◆ **Aim**:
Quote the rows exactly, starting with the line that contains "group-row[interactable]: Group 1" and going on through the line that contains "left-compare-pane[interactable]: Click to".

◆ **Exercise data**:
▬▬▬▬▬▬

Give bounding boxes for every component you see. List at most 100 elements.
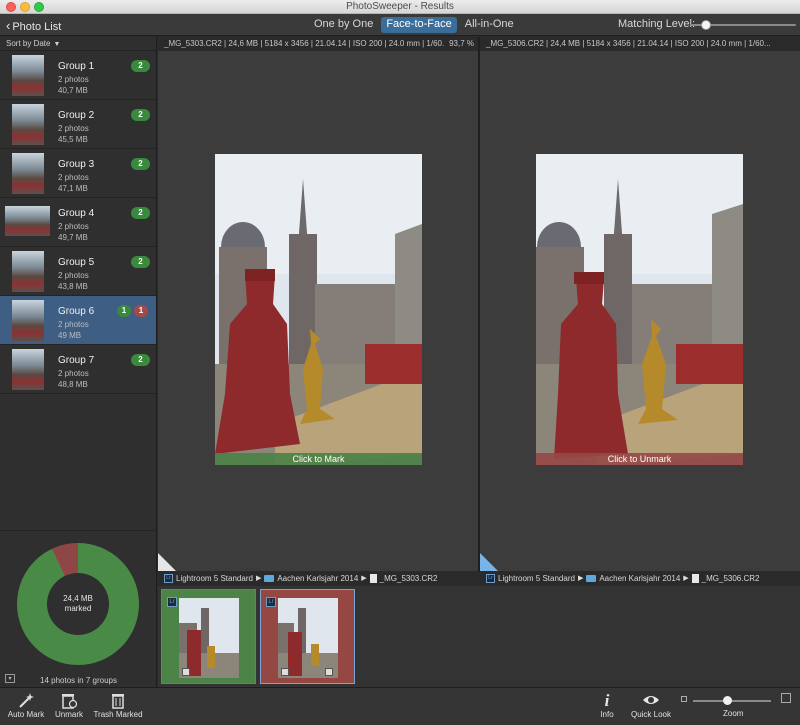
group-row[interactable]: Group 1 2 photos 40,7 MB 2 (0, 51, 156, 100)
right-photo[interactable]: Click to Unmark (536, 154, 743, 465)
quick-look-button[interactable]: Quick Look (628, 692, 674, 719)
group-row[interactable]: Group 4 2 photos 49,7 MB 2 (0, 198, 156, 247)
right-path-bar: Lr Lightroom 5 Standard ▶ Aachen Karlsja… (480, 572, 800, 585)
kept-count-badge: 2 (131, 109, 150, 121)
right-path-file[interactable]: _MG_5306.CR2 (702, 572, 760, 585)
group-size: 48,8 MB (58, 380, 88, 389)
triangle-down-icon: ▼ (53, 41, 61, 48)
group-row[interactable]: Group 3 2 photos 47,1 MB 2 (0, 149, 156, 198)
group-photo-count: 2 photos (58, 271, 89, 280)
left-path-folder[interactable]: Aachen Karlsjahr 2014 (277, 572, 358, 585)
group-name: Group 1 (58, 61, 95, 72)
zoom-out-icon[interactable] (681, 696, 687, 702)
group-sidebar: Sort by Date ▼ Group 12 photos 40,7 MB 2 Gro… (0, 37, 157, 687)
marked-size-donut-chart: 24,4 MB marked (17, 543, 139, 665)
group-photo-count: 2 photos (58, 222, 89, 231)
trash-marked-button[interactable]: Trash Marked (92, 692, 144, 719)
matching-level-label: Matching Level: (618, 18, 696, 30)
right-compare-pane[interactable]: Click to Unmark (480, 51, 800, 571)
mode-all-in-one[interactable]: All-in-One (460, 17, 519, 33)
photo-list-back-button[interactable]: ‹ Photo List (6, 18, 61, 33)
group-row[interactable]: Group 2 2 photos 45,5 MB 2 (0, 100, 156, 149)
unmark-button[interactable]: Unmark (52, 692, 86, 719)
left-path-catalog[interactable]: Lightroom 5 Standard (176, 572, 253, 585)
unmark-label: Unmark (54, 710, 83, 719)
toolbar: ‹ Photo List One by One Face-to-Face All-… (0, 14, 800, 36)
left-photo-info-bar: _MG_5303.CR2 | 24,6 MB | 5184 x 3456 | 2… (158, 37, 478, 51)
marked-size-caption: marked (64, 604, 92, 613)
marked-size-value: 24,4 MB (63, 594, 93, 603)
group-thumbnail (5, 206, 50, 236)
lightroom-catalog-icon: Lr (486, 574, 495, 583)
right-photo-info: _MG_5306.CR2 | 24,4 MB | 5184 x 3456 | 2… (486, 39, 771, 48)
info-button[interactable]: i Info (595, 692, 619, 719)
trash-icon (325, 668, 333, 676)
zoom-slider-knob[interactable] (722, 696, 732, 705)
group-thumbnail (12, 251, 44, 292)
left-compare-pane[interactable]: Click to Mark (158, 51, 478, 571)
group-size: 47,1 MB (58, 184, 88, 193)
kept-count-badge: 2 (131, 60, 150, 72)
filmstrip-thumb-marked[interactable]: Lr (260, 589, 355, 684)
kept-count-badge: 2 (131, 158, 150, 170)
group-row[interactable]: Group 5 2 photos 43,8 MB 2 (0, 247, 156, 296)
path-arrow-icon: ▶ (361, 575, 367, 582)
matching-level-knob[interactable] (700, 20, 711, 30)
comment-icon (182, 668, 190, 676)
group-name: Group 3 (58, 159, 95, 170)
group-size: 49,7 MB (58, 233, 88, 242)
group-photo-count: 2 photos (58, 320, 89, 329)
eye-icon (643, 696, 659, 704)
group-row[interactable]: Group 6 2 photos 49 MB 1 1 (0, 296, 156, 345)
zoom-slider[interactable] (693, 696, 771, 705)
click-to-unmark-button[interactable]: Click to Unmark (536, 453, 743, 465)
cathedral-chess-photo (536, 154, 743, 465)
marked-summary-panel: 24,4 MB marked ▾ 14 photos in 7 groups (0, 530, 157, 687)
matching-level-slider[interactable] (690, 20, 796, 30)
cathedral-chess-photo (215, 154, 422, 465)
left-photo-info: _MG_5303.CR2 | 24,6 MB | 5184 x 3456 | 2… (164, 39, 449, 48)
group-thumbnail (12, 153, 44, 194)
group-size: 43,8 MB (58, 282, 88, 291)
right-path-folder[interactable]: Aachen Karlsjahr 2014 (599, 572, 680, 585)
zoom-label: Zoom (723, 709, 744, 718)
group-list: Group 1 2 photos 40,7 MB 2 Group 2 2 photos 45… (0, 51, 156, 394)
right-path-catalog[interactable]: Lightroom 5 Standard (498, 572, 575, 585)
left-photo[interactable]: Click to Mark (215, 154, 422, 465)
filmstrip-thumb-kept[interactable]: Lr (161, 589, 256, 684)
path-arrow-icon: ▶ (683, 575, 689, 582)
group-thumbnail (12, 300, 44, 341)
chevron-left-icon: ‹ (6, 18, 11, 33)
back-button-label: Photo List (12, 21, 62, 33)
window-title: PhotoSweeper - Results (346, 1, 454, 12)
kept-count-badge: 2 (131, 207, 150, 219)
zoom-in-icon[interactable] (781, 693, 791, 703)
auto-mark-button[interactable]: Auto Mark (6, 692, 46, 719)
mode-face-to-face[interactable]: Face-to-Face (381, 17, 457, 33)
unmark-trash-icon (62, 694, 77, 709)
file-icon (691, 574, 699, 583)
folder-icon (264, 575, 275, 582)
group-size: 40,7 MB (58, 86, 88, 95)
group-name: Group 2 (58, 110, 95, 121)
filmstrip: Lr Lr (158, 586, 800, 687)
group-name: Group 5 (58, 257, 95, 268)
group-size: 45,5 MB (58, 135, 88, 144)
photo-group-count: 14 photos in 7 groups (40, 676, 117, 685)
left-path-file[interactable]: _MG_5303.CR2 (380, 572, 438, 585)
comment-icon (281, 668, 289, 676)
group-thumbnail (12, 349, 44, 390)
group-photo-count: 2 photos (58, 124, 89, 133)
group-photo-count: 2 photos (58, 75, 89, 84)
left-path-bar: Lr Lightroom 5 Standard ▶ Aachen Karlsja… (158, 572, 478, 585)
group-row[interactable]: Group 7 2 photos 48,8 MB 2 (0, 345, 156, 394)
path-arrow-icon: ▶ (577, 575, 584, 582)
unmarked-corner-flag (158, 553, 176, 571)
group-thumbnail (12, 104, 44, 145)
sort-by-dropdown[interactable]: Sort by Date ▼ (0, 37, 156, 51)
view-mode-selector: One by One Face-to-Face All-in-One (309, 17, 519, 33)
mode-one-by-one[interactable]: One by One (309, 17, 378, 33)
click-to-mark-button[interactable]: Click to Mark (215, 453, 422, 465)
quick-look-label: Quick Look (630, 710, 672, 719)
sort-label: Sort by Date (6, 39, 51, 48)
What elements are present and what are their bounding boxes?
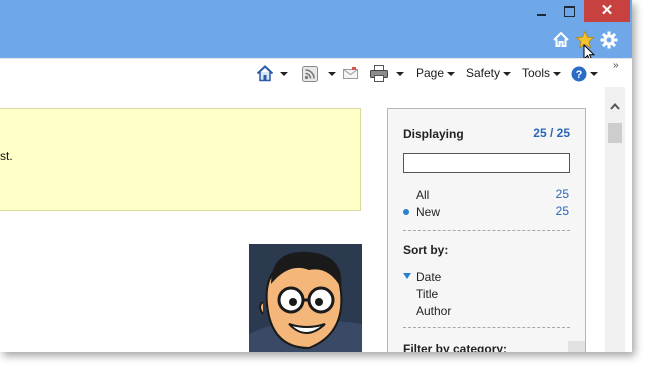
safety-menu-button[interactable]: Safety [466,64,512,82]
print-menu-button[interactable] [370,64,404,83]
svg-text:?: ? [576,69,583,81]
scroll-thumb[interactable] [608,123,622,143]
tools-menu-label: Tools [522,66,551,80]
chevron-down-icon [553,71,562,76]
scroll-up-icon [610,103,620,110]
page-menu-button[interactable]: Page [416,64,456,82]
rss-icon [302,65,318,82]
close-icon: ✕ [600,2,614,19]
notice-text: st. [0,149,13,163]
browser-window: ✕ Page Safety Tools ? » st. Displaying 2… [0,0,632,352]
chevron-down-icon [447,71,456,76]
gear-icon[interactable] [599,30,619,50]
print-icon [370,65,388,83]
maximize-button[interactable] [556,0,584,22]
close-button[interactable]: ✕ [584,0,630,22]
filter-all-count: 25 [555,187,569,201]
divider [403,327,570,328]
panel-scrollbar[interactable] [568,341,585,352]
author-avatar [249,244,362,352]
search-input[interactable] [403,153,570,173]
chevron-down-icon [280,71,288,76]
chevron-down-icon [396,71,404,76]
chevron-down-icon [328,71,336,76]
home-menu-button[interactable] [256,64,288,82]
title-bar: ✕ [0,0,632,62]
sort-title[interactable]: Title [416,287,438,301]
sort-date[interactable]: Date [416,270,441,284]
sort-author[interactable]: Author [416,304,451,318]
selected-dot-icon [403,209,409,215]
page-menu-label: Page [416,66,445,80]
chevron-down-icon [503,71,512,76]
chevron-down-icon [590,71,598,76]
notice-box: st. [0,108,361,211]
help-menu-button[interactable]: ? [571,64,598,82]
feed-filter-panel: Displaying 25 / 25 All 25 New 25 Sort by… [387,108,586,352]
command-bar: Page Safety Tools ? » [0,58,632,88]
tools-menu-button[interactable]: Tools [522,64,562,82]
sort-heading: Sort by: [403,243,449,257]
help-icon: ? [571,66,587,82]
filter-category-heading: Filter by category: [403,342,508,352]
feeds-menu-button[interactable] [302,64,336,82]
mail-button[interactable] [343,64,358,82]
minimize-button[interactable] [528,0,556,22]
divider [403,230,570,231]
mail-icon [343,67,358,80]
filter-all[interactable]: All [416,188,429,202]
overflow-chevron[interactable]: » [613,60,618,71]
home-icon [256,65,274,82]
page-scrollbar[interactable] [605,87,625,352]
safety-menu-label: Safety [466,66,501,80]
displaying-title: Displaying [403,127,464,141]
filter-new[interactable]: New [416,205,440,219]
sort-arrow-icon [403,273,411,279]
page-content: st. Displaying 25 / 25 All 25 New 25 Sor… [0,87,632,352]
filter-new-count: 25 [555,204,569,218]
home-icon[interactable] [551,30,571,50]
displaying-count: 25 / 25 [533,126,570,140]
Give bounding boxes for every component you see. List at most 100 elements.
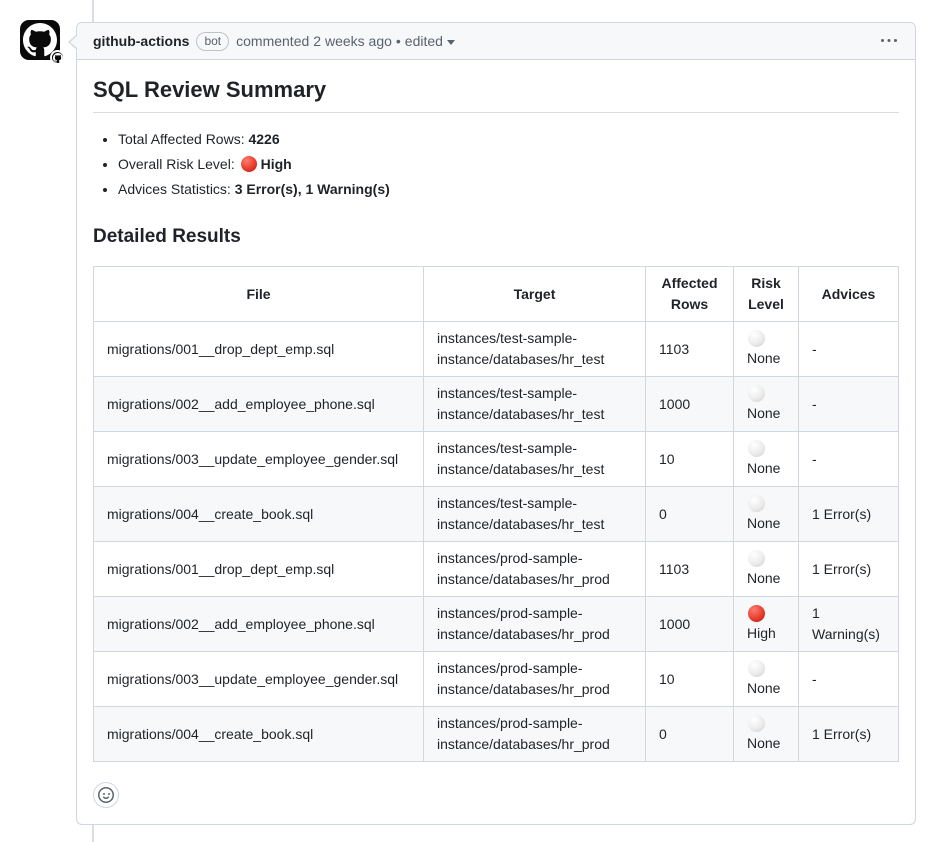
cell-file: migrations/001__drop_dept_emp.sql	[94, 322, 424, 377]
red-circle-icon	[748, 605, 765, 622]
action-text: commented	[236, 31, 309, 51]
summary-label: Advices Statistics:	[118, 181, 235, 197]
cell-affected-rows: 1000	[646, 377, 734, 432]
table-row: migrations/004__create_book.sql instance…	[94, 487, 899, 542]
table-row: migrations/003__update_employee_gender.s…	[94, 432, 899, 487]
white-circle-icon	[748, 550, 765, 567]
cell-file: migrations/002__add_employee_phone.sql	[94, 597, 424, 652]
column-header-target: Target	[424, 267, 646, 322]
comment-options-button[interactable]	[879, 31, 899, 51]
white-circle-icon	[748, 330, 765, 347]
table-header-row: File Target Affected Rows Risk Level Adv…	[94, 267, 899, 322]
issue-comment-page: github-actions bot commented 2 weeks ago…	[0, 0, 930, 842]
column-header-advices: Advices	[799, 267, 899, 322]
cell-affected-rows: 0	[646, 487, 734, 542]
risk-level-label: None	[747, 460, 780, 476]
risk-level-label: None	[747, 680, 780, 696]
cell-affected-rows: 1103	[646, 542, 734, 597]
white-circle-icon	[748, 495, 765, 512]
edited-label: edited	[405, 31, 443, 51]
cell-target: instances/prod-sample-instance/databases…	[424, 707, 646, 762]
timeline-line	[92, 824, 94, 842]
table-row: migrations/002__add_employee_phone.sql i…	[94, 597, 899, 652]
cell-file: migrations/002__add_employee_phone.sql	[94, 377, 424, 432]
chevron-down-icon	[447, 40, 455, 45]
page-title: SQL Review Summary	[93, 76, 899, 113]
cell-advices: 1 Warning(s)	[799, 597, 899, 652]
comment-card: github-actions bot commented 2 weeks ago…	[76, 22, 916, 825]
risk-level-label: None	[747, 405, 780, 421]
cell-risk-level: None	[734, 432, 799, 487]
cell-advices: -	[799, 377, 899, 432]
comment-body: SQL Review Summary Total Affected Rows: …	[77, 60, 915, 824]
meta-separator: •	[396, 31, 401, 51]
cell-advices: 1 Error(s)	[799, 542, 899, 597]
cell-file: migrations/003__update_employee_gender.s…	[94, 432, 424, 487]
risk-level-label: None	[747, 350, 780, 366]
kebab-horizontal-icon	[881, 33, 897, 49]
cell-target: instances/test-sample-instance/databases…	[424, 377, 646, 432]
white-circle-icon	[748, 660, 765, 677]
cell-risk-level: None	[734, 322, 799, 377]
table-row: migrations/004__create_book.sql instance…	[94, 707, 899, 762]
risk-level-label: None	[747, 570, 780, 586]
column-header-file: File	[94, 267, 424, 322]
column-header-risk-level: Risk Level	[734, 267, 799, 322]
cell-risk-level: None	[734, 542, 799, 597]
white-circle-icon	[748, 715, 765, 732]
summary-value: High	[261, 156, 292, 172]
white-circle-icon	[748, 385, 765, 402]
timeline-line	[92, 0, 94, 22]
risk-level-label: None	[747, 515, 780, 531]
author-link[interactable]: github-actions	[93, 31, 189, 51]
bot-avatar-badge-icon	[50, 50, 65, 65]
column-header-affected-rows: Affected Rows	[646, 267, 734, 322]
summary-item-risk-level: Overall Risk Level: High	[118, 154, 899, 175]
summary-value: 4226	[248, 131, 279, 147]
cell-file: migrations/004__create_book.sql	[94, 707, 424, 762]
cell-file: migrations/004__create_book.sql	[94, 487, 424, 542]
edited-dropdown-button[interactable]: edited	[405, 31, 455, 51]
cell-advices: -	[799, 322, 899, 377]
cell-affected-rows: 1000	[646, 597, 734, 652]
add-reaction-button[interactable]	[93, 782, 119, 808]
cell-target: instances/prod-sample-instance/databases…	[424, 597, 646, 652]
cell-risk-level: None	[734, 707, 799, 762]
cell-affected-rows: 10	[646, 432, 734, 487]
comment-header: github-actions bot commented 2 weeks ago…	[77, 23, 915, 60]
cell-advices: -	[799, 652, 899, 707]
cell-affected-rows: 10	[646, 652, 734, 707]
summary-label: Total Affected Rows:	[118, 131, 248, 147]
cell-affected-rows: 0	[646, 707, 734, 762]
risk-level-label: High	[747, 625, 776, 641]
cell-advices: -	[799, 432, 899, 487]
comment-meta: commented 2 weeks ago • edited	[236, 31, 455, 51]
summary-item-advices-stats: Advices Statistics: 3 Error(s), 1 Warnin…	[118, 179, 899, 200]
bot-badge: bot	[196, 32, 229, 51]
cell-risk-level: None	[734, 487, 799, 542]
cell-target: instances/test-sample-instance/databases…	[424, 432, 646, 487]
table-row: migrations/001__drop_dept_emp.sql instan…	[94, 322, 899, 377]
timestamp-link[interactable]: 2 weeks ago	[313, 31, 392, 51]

▬▬▬▬▬▬

◆ **Completed task**:
group-row[interactable]: Group 1 2 photos 40,7 MB 2 (0, 51, 156, 100)
right-photo[interactable]: Click to Unmark (536, 154, 743, 465)
quick-look-button[interactable]: Quick Look (628, 692, 674, 719)
group-row[interactable]: Group 4 2 photos 49,7 MB 2 (0, 198, 156, 247)
right-path-bar: Lr Lightroom 5 Standard ▶ Aachen Karlsja… (480, 572, 800, 585)
kept-count-badge: 2 (131, 109, 150, 121)
right-path-file[interactable]: _MG_5306.CR2 (702, 572, 760, 585)
group-size: 48,8 MB (58, 380, 88, 389)
triangle-down-icon: ▼ (53, 41, 61, 48)
group-row[interactable]: Group 3 2 photos 47,1 MB 2 (0, 149, 156, 198)
group-photo-count: 2 photos (58, 271, 89, 280)
left-path-folder[interactable]: Aachen Karlsjahr 2014 (277, 572, 358, 585)
group-name: Group 1 (58, 61, 95, 72)
zoom-out-icon[interactable] (681, 696, 687, 702)
group-sidebar: Sort by Date ▼ Group 12 photos 40,7 MB 2 Gro… (0, 37, 157, 687)
marked-size-donut-chart: 24,4 MB marked (17, 543, 139, 665)
group-photo-count: 2 photos (58, 222, 89, 231)
trash-marked-button[interactable]: Trash Marked (92, 692, 144, 719)
matching-level-label: Matching Level: (618, 18, 696, 30)
right-compare-pane[interactable]: Click to Unmark (480, 51, 800, 571)
mode-all-in-one[interactable]: All-in-One (460, 17, 519, 33)
photo-list-back-button[interactable]: ‹ Photo List (6, 18, 61, 33)
group-row[interactable]: Group 2 2 photos 45,5 MB 2 (0, 100, 156, 149)
unmark-button[interactable]: Unmark (52, 692, 86, 719)
left-path-catalog[interactable]: Lightroom 5 Standard (176, 572, 253, 585)
unmark-label: Unmark (54, 710, 83, 719)
toolbar: ‹ Photo List One by One Face-to-Face All-… (0, 14, 800, 36)
left-photo-info-bar: _MG_5303.CR2 | 24,6 MB | 5184 x 3456 | 2… (158, 37, 478, 51)
marked-size-caption: marked (64, 604, 92, 613)
marked-size-value: 24,4 MB (63, 594, 93, 603)
group-thumbnail (5, 206, 50, 236)
lightroom-catalog-icon: Lr (486, 574, 495, 583)
right-photo-info: _MG_5306.CR2 | 24,4 MB | 5184 x 3456 | 2… (486, 39, 771, 48)
info-button[interactable]: i Info (595, 692, 619, 719)
trash-icon (325, 668, 333, 676)
zoom-slider-knob[interactable] (722, 696, 732, 705)
group-thumbnail (12, 251, 44, 292)
left-compare-pane[interactable]: Click to Mark (158, 51, 478, 571)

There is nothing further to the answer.